Work out how many lines include "登入学会网站" and answer with that number only.

(Data entries)
============================================================

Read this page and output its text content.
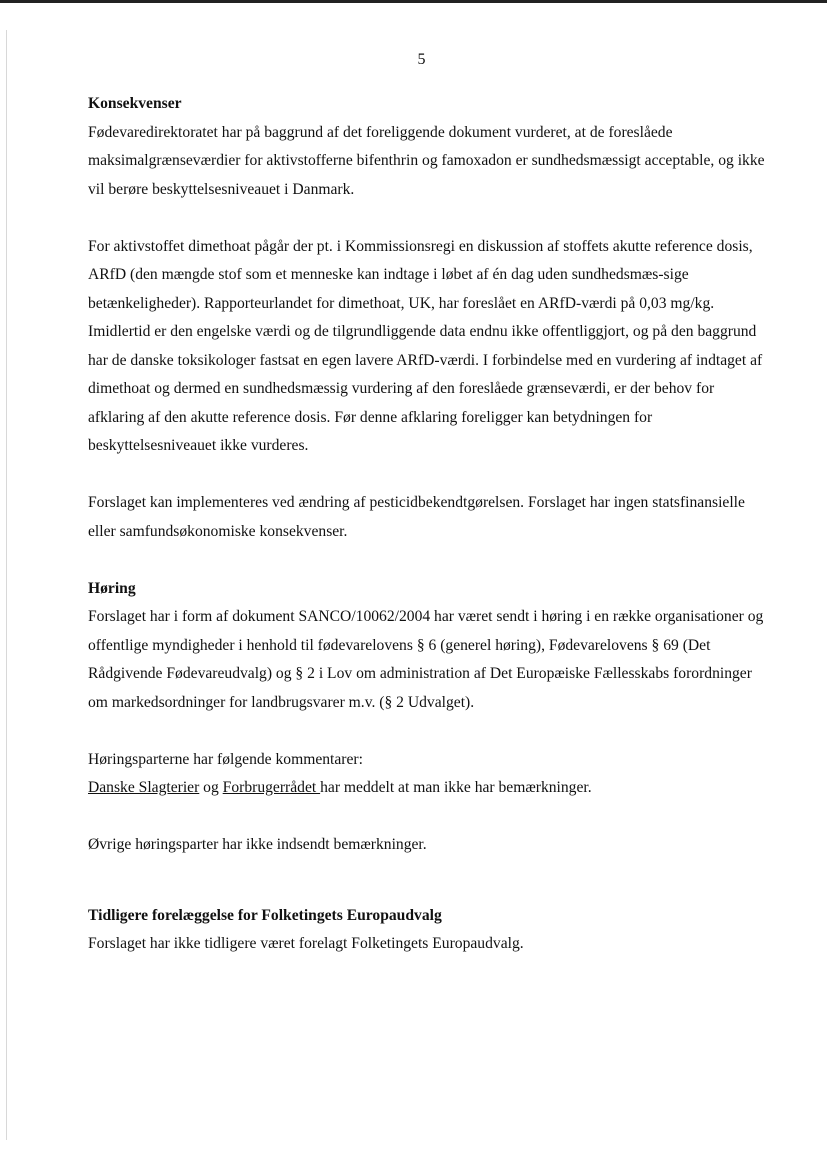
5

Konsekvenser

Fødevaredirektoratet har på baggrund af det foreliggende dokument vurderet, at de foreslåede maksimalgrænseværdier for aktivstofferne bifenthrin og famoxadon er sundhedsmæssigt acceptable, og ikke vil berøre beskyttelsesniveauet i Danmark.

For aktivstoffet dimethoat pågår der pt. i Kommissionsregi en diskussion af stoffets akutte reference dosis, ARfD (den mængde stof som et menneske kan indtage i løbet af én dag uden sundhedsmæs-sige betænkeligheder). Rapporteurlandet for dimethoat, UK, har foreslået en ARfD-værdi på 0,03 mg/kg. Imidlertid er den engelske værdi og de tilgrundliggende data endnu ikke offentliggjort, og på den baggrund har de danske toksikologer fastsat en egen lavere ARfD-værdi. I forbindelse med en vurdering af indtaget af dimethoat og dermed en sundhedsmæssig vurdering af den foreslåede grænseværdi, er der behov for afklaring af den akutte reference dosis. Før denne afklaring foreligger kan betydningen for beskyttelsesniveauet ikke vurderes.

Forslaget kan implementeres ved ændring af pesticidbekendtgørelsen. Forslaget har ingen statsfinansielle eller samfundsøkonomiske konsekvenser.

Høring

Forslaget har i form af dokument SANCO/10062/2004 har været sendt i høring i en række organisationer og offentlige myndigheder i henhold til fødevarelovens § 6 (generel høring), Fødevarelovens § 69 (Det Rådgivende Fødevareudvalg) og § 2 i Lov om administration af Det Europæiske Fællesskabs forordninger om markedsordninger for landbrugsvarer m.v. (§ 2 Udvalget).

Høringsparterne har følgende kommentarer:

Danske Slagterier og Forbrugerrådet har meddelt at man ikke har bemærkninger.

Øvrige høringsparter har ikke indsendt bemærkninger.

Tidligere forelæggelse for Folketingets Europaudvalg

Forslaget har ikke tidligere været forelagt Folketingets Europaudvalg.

============================================================

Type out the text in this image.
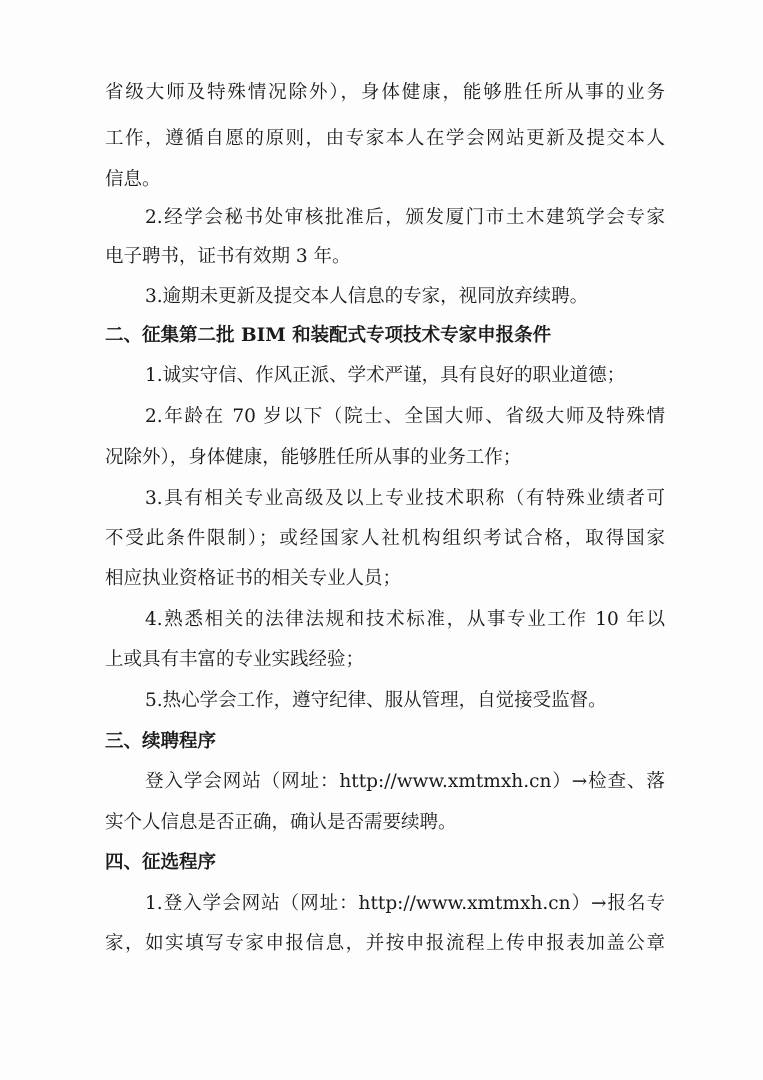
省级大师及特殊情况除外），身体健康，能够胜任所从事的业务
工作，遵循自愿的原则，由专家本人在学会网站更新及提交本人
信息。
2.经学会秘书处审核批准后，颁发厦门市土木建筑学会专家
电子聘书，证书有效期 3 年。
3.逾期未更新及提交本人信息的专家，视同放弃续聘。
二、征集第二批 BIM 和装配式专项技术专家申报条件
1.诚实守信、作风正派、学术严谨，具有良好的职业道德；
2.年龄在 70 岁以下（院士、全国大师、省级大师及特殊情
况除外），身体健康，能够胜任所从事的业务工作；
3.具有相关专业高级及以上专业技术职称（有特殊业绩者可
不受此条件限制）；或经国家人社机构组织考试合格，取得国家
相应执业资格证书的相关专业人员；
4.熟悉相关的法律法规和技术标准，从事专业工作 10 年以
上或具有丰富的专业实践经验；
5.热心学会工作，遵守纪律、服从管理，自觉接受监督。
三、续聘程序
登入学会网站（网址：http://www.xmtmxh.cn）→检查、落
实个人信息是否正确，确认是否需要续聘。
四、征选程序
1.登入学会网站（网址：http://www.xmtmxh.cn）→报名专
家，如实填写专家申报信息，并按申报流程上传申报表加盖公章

============================================================

» **RESULT FOR THIS EXERCISE**
2